-- BEGIN --
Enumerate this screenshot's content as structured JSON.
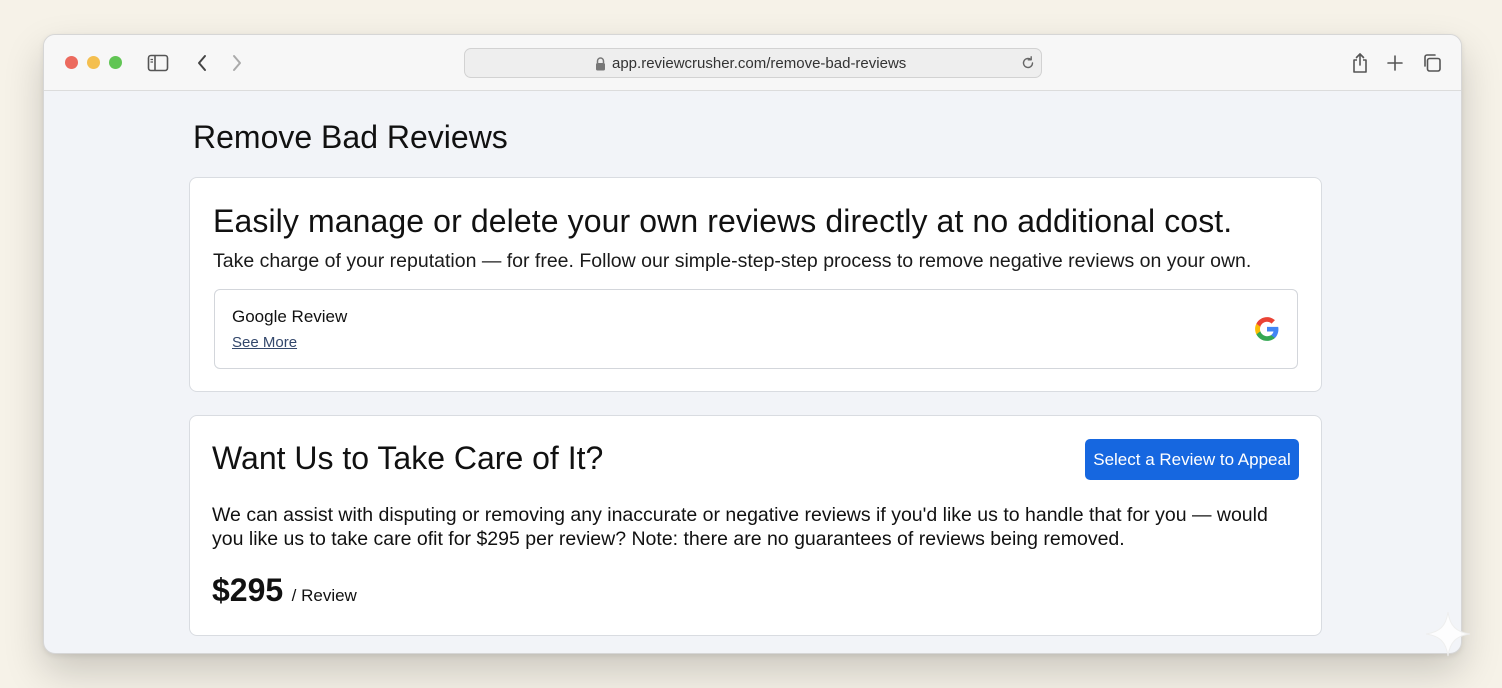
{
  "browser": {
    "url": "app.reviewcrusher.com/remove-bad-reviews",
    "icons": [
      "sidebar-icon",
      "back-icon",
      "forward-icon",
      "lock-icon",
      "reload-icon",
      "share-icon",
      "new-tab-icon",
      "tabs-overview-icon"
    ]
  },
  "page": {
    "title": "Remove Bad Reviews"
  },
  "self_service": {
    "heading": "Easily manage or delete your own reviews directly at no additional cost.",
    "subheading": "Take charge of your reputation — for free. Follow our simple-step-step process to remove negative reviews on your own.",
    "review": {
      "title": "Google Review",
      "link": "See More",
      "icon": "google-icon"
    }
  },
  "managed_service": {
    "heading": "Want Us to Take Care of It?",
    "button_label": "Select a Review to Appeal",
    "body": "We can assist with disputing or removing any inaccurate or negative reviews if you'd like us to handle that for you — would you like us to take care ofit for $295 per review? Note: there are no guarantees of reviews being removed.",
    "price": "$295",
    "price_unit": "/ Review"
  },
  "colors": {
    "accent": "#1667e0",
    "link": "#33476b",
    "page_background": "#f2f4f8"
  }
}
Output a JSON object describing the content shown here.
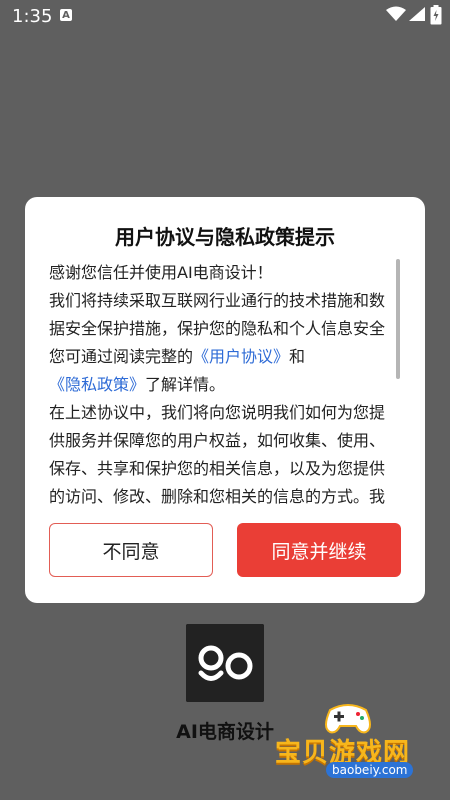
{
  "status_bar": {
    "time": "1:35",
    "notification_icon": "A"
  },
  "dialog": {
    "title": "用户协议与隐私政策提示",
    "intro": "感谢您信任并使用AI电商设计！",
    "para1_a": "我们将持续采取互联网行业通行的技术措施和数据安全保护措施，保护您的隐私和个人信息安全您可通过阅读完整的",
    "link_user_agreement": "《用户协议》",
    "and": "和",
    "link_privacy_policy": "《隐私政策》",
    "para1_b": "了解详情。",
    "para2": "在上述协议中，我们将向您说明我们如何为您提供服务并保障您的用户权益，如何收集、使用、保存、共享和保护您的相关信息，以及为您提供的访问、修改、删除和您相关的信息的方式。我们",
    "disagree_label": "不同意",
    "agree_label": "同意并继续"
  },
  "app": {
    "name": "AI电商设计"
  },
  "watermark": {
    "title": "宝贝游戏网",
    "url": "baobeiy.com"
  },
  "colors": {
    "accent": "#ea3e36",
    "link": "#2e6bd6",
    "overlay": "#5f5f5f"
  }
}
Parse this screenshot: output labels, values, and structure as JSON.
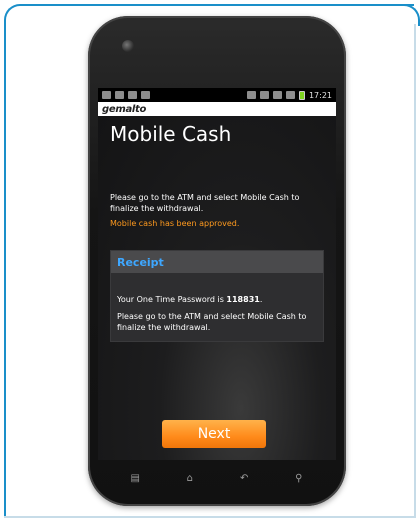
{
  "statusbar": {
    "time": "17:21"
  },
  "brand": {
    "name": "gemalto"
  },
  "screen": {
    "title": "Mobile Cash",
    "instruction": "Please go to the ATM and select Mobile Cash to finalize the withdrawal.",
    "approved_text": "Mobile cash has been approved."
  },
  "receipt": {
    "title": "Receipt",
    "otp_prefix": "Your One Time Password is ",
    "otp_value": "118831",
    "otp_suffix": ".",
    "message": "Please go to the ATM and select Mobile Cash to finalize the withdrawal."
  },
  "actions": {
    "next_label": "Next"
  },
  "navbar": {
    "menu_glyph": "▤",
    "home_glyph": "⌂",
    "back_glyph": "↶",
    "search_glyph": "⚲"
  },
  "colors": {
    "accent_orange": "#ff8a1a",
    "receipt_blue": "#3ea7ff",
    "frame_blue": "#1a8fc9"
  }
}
-- END --
-- BEGIN --
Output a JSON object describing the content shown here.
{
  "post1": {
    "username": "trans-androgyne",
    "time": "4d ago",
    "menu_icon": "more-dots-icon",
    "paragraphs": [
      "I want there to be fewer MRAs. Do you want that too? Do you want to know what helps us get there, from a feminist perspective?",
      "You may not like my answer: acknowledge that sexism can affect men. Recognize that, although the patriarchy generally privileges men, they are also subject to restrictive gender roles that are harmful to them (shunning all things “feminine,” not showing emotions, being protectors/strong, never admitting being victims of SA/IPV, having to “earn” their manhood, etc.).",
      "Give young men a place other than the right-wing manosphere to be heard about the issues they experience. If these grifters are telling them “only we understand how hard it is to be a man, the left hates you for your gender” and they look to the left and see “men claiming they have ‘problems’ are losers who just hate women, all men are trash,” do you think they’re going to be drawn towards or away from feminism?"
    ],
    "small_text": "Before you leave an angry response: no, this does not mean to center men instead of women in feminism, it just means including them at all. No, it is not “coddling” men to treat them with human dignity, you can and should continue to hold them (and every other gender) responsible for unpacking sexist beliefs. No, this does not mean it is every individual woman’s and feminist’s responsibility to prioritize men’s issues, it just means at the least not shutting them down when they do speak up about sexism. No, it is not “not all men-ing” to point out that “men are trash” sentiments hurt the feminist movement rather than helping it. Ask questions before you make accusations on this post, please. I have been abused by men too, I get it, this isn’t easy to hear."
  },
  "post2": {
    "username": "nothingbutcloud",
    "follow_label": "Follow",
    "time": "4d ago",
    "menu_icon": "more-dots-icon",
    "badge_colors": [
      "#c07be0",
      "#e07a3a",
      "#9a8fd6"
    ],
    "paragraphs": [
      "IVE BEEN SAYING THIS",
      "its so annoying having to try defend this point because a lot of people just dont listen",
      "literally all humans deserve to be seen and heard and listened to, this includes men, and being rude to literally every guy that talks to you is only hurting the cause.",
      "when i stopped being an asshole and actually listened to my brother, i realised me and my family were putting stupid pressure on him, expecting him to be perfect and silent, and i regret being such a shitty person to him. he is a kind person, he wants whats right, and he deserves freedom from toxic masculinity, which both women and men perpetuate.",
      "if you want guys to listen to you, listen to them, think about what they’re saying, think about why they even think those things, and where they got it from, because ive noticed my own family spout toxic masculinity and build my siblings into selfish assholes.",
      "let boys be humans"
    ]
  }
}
-- END --
Extract from the data every line where "only" shows up.

--- EXERCISE OUTPUT ---
      "Give young men a place other than the right-wing manosphere to be heard about the issues they experience. If these grifters are telling them “only we understand how hard it is to be a man, the left hates you for your gender” and they look to the left and see “men claiming they have ‘problems’ are losers who just hate women, all men are trash,” do you think they’re going to be drawn towards or away from feminism?"
      "literally all humans deserve to be seen and heard and listened to, this includes men, and being rude to literally every guy that talks to you is only hurting the cause.",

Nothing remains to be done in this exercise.